§ DATA FOR THIS TASK

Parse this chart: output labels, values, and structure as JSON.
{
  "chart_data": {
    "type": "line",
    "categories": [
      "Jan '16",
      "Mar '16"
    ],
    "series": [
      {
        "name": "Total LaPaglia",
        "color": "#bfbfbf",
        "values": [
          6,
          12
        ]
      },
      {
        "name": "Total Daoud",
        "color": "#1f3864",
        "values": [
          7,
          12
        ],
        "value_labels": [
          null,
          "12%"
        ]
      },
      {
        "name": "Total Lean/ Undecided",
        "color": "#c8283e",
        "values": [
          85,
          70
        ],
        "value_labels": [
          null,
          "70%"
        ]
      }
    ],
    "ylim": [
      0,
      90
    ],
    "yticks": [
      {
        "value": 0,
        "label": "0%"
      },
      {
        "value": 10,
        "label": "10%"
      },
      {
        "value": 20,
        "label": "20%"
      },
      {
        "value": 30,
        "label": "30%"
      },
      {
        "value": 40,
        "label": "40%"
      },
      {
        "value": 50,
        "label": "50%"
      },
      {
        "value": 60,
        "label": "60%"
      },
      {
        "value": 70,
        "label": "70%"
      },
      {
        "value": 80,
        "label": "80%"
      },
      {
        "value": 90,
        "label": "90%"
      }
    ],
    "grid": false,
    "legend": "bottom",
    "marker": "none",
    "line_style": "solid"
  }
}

§ SET PROBLEM
Extract the full listing above without alteration.

§ ANSWER TO THE EXERCISE
Parse this chart: output labels, values, and structure as JSON.
{
  "chart_data": {
    "type": "line",
    "categories": [
      "Jan '16",
      "Mar '16"
    ],
    "series": [
      {
        "name": "Total LaPaglia",
        "color": "#bfbfbf",
        "values": [
          6,
          12
        ]
      },
      {
        "name": "Total Daoud",
        "color": "#1f3864",
        "values": [
          7,
          12
        ],
        "value_labels": [
          null,
          "12%"
        ]
      },
      {
        "name": "Total Lean/ Undecided",
        "color": "#c8283e",
        "values": [
          85,
          70
        ],
        "value_labels": [
          null,
          "70%"
        ]
      }
    ],
    "ylim": [
      0,
      90
    ],
    "yticks": [
      {
        "value": 0,
        "label": "0%"
      },
      {
        "value": 10,
        "label": "10%"
      },
      {
        "value": 20,
        "label": "20%"
      },
      {
        "value": 30,
        "label": "30%"
      },
      {
        "value": 40,
        "label": "40%"
      },
      {
        "value": 50,
        "label": "50%"
      },
      {
        "value": 60,
        "label": "60%"
      },
      {
        "value": 70,
        "label": "70%"
      },
      {
        "value": 80,
        "label": "80%"
      },
      {
        "value": 90,
        "label": "90%"
      }
    ],
    "grid": false,
    "legend": "bottom",
    "marker": "none",
    "line_style": "solid"
  }
}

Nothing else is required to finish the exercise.